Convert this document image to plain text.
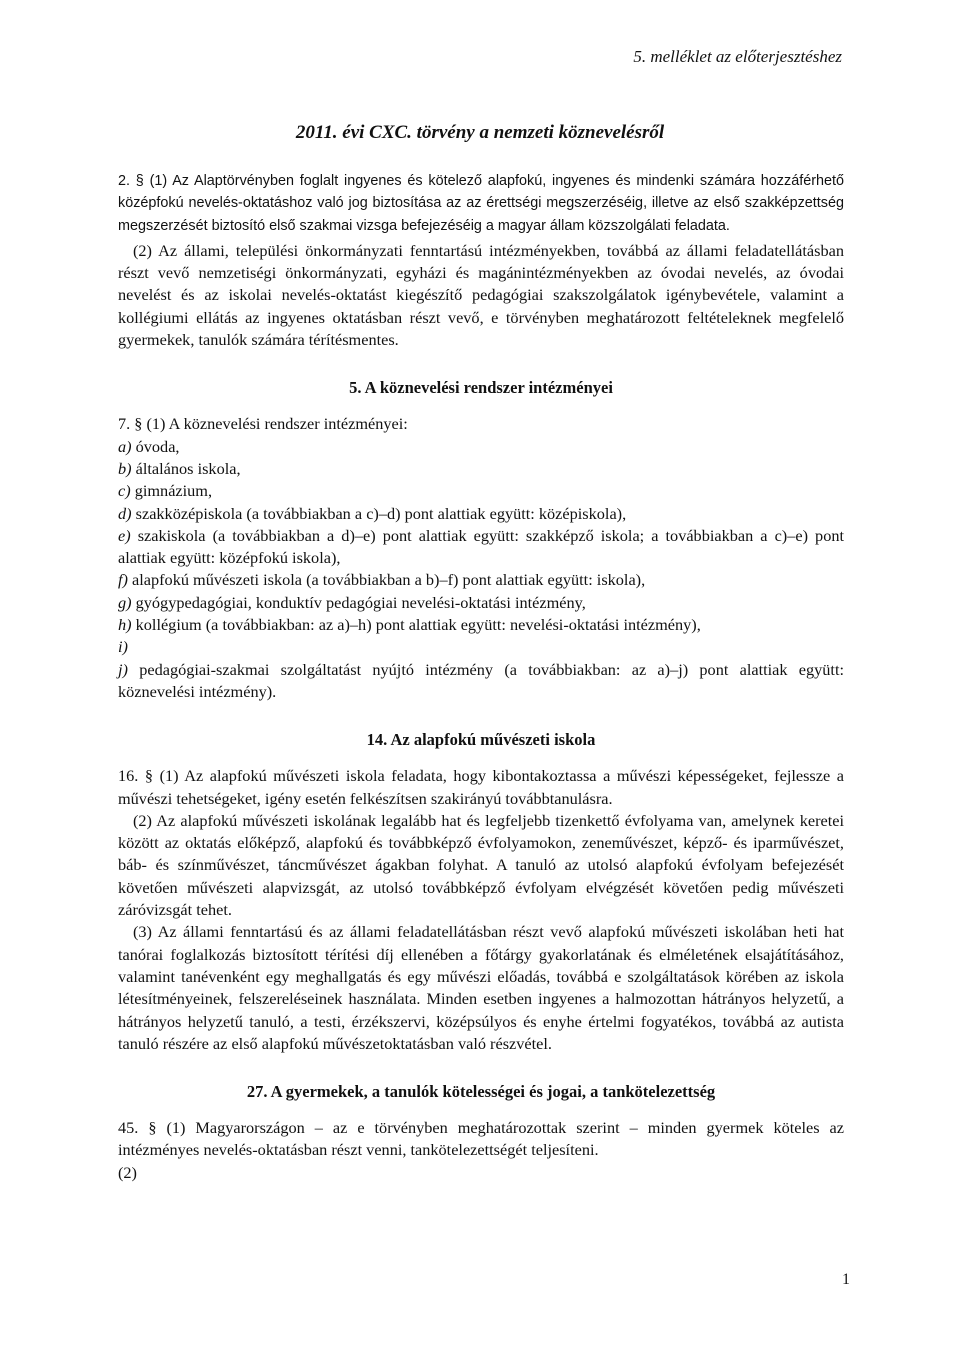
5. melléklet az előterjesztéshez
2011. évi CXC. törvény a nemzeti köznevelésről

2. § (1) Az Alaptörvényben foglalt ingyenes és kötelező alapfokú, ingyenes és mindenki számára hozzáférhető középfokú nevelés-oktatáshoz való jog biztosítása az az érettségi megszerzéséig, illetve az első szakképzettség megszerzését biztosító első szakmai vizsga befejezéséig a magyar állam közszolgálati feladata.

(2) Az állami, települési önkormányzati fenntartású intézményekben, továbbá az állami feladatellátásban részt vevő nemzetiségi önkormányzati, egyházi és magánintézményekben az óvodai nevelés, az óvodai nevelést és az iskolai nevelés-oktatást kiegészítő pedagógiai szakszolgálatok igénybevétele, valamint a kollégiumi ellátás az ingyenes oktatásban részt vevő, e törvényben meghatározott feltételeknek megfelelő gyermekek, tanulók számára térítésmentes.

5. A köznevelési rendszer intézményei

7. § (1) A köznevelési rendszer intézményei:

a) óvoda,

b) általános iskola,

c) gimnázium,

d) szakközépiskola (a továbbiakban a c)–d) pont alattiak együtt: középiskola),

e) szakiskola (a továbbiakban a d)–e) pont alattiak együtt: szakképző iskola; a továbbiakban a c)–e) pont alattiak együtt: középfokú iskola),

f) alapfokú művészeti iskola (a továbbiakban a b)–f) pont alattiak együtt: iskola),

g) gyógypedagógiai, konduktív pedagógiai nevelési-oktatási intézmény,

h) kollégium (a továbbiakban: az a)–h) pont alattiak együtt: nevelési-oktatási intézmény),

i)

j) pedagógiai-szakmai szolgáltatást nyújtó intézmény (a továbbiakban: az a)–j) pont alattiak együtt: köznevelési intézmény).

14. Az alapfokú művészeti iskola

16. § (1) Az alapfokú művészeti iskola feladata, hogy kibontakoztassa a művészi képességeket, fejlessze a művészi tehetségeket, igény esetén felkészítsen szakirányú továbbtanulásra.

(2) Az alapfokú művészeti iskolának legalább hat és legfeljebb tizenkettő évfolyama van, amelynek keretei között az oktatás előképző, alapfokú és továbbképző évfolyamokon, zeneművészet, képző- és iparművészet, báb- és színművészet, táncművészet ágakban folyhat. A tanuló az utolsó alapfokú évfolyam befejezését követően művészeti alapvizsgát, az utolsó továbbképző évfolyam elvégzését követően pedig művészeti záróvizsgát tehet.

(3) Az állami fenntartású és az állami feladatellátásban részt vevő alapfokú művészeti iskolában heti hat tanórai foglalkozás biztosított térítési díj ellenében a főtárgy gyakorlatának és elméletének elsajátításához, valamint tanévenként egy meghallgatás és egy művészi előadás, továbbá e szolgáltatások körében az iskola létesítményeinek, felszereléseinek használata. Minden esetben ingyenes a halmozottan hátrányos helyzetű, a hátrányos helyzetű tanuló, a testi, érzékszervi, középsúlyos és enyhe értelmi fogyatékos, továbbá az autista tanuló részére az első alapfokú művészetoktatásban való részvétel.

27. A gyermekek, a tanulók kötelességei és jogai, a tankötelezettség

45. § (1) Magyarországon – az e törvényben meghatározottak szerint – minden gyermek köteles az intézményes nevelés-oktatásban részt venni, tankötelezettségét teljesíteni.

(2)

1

□ □ □ □

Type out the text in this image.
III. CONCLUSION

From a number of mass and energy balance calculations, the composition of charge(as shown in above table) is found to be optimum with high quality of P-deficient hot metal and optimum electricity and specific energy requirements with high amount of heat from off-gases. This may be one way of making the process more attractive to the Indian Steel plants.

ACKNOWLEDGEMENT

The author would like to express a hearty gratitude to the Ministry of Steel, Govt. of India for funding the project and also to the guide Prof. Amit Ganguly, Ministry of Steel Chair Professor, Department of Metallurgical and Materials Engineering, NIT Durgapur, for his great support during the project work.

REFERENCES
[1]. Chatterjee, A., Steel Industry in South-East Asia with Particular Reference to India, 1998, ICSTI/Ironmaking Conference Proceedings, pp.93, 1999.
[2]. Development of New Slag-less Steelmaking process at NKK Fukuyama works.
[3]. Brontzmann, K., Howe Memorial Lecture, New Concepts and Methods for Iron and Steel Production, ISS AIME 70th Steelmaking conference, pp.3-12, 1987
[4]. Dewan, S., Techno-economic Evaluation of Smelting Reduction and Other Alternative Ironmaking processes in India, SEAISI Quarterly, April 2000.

□ □ □ □

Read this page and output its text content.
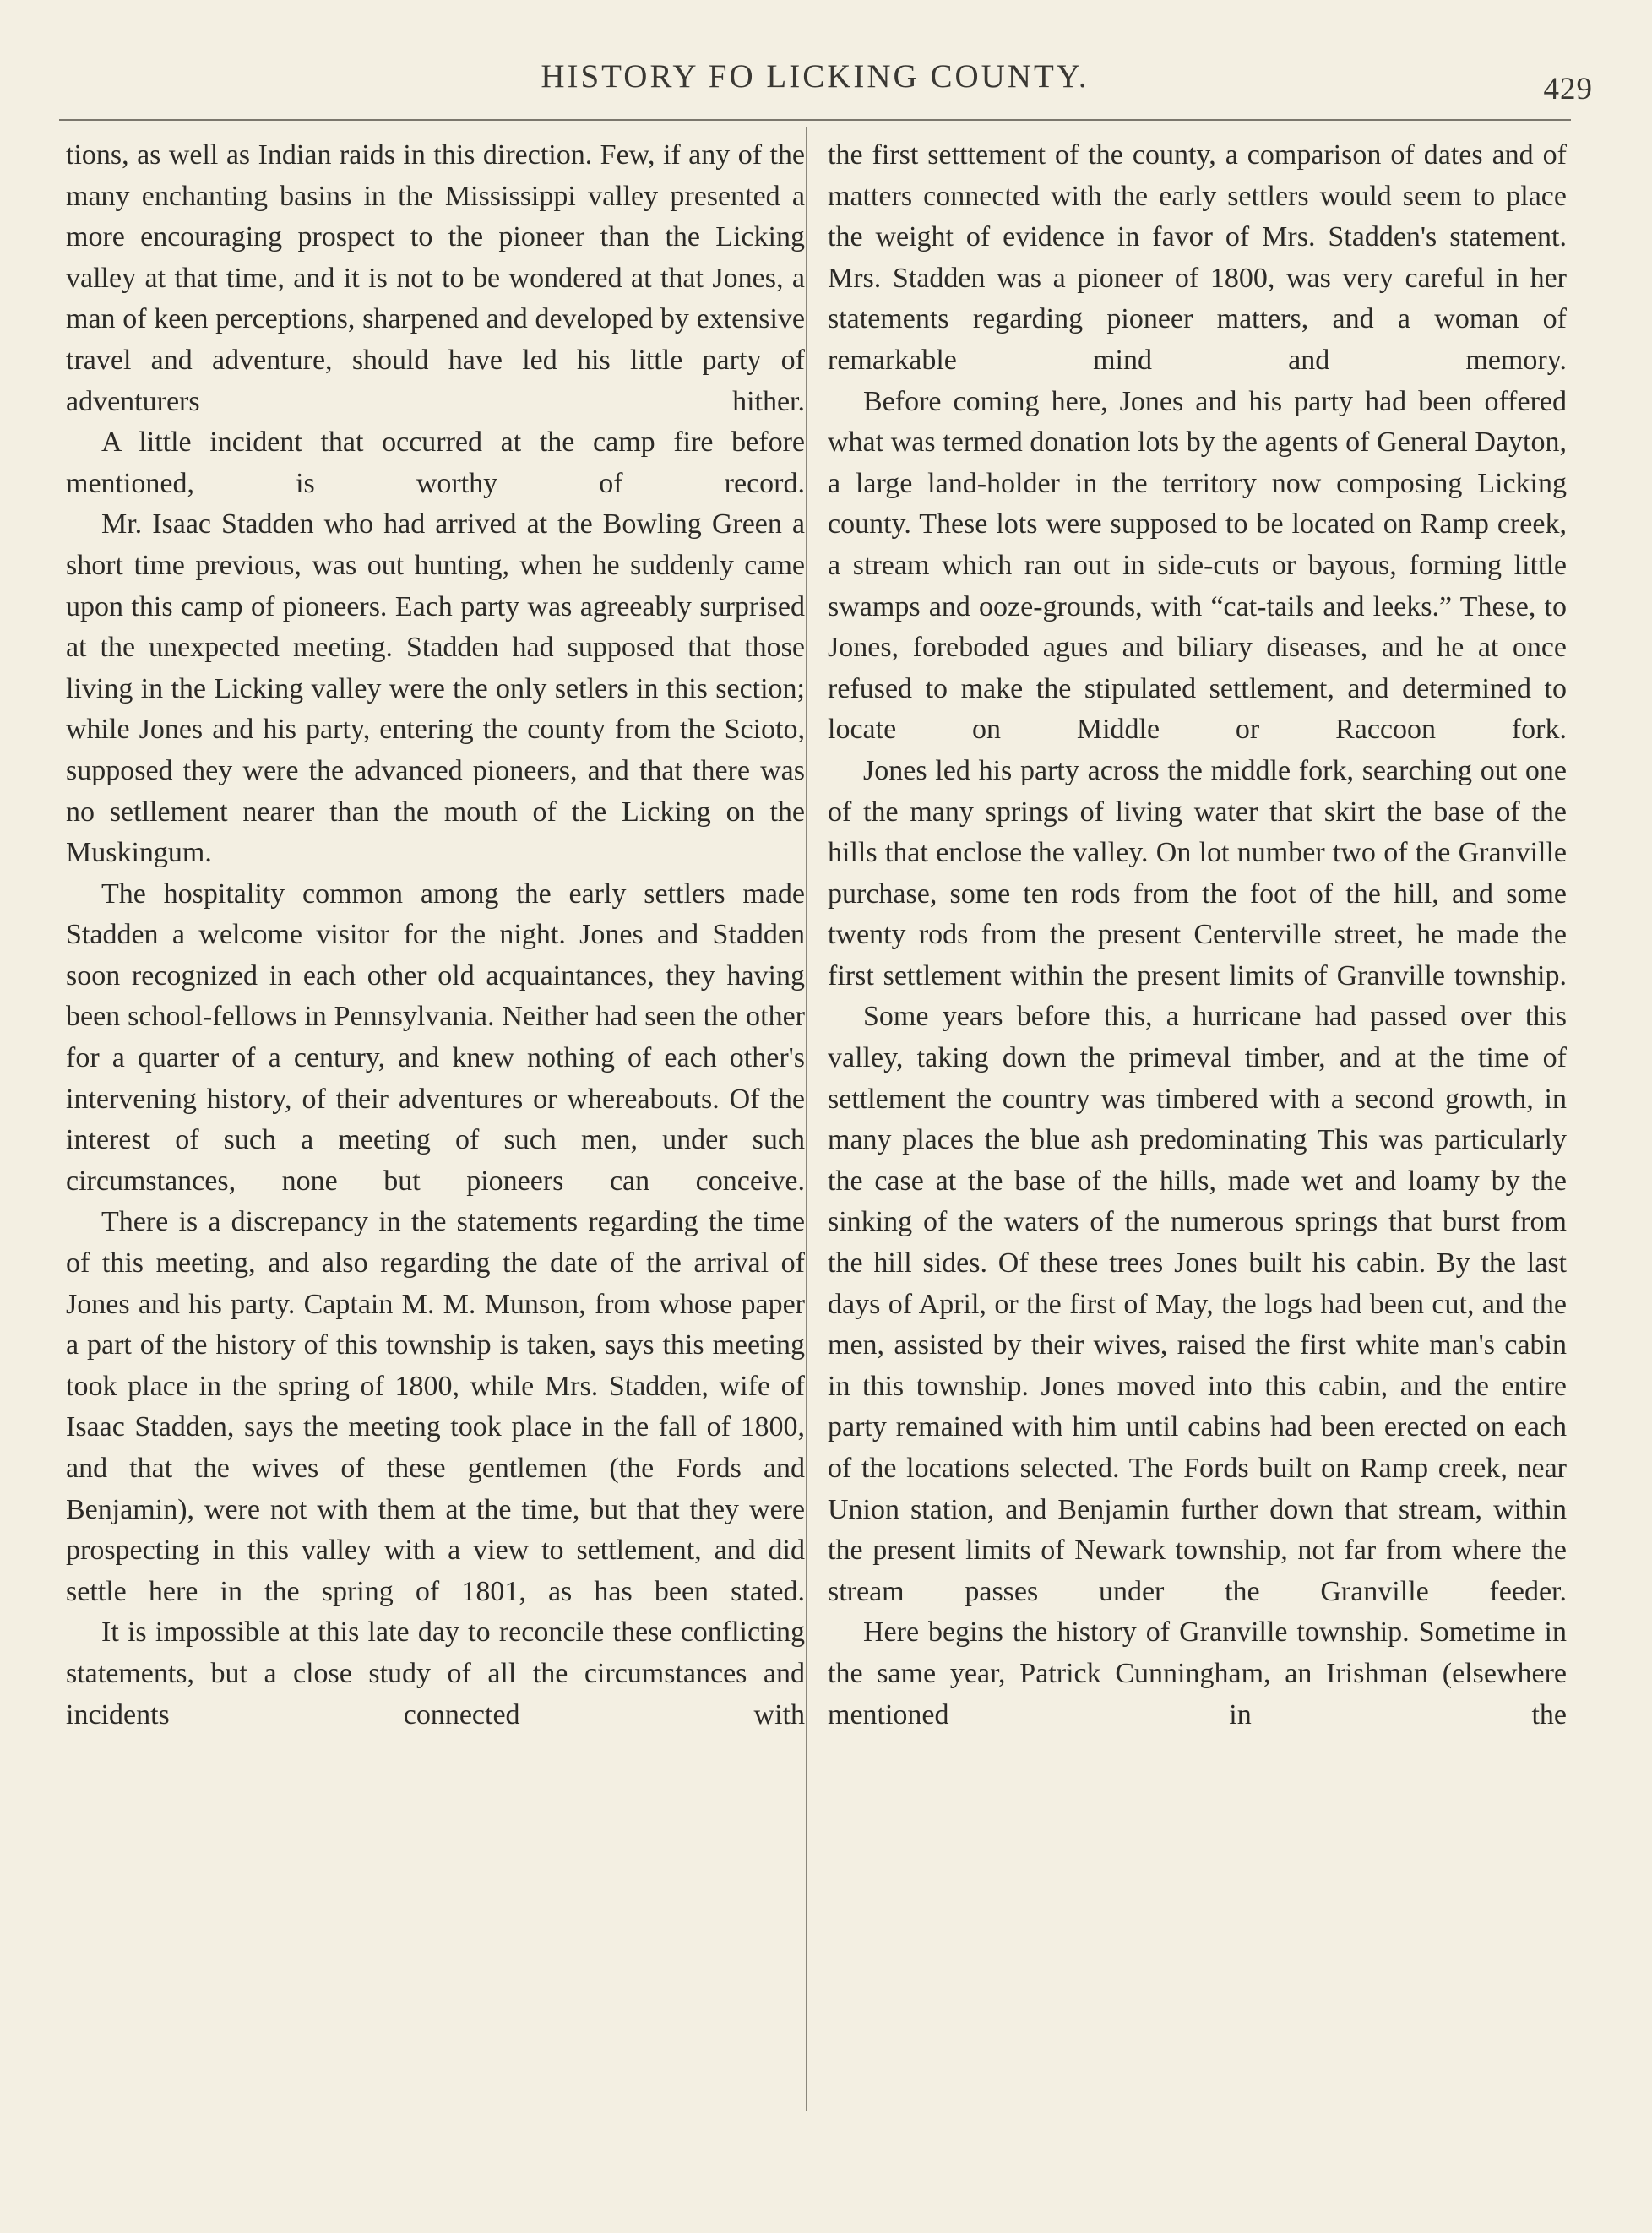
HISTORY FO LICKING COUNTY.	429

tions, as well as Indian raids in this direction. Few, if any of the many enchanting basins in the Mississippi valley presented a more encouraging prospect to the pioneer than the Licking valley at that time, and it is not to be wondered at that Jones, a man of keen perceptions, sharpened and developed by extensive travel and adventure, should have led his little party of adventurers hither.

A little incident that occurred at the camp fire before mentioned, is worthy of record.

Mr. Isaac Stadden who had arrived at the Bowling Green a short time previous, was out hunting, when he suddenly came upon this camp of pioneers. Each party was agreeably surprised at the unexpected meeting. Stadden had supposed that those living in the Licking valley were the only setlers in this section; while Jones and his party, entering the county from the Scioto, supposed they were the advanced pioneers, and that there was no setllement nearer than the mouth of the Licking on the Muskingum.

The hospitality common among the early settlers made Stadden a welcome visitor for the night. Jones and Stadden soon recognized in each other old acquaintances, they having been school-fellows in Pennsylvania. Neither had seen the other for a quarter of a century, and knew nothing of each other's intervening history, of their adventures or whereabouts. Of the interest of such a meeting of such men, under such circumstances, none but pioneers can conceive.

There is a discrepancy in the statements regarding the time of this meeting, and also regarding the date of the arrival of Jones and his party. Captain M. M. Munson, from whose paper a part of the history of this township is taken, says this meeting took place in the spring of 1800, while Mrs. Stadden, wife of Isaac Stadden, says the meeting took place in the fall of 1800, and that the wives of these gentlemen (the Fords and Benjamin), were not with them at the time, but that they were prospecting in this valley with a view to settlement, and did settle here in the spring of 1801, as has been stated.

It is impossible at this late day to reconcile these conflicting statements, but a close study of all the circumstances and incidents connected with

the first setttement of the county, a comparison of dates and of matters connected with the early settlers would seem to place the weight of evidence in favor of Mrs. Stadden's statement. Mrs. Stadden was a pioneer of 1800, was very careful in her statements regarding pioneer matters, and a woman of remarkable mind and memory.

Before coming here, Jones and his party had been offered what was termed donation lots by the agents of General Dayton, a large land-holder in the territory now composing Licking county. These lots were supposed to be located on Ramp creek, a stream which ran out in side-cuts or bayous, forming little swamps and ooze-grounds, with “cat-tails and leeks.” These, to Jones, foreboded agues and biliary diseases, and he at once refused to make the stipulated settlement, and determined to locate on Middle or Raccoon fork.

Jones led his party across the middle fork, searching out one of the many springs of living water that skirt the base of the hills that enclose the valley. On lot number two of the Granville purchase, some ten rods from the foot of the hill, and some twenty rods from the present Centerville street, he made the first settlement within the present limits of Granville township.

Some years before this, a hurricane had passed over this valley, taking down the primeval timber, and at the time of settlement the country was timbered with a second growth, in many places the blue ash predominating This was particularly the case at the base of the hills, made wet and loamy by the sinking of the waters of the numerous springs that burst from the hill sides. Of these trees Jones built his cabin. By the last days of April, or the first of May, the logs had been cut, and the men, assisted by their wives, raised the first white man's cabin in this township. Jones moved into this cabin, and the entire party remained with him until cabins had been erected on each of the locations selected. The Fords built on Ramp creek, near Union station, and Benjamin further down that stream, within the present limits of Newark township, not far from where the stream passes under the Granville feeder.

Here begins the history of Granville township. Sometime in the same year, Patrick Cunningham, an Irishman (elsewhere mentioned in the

□ □ □ □

## Aim of the exercise:
Identify the lines that contain the string "early", and copy every one of them.

## Reply to the exercise:
The hospitality common among the early settlers made Stadden a welcome visitor for the night. Jones and Stadden soon recognized in each other old acquaintances, they having been school-fellows in Pennsylvania. Neither had seen the other for a quarter of a century, and knew nothing of each other's intervening history, of their adventures or whereabouts. Of the interest of such a meeting of such men, under such circumstances, none but pioneers can conceive.
the first setttement of the county, a comparison of dates and of matters connected with the early settlers would seem to place the weight of evidence in favor of Mrs. Stadden's statement. Mrs. Stadden was a pioneer of 1800, was very careful in her statements regarding pioneer matters, and a woman of remarkable mind and memory.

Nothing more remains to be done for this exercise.